PROBLEM TO SOLVE:
Look through the listing below and work out how many of its lines hold the word "Хлеб". Give only the number.

EXCERPTED DATA:
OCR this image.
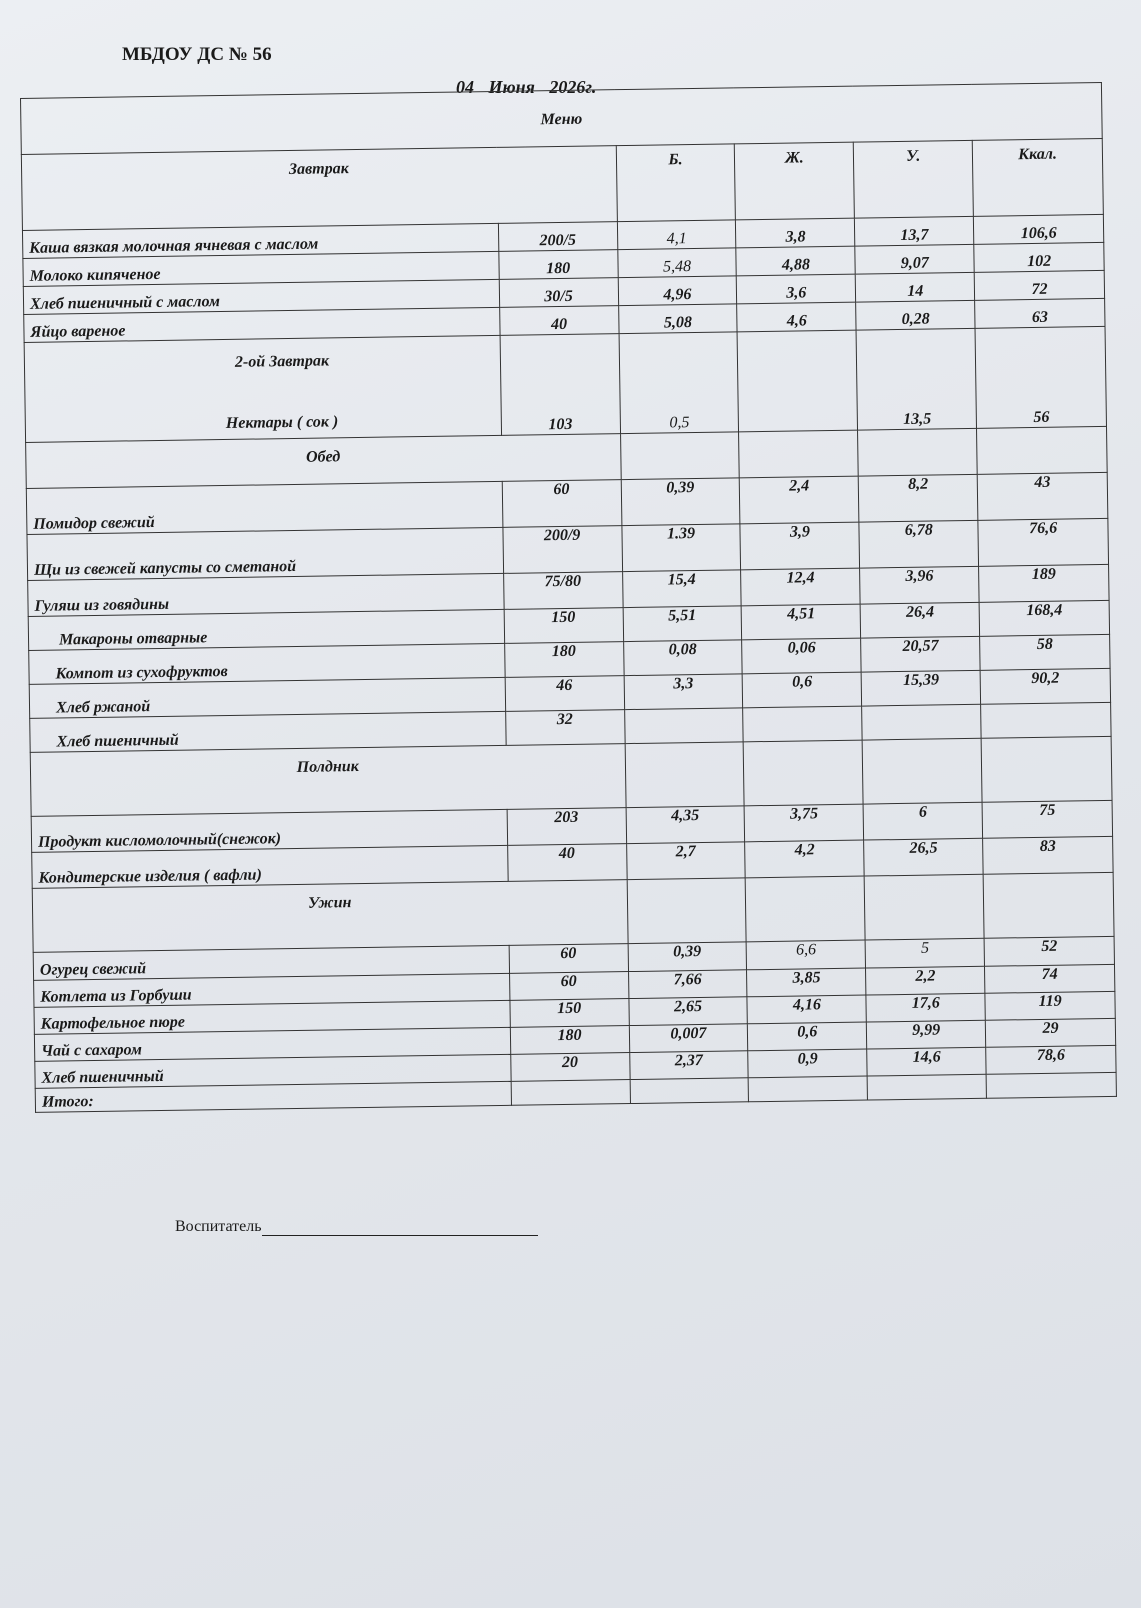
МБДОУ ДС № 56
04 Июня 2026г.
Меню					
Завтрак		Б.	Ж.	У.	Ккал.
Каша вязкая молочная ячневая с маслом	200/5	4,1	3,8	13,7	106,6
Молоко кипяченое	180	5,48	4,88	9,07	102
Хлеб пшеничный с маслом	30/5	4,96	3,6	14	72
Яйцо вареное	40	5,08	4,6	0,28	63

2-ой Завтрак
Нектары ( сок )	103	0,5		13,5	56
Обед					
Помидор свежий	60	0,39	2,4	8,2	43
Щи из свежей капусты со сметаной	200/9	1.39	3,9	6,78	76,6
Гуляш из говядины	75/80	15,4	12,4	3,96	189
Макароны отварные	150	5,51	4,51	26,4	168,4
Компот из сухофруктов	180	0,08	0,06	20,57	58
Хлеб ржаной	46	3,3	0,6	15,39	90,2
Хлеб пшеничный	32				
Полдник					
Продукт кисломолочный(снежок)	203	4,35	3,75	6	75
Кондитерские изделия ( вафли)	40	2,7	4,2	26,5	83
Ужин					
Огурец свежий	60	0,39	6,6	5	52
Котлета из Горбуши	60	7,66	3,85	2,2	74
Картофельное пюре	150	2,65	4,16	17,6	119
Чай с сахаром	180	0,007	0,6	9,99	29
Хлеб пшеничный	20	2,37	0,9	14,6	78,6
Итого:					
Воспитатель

--

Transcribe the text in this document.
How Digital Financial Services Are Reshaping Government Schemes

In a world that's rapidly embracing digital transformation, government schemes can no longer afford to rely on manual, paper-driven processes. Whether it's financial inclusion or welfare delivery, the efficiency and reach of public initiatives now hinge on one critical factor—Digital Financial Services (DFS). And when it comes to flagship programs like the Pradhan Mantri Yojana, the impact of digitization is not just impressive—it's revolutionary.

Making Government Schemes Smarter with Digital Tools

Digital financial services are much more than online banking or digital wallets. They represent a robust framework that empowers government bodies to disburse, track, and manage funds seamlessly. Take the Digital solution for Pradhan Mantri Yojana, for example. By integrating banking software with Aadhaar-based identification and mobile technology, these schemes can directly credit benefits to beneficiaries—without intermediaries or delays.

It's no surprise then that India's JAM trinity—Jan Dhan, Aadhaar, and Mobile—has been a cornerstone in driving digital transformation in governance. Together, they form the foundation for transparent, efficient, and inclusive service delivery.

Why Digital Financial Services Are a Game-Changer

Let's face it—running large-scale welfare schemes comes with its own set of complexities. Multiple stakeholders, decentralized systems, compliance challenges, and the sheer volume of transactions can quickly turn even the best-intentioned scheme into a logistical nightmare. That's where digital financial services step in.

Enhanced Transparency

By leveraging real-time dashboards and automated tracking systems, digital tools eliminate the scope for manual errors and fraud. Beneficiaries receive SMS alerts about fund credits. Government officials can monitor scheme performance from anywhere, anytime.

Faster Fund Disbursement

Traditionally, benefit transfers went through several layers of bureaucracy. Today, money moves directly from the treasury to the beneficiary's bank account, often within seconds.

FULL OUTPUT:
4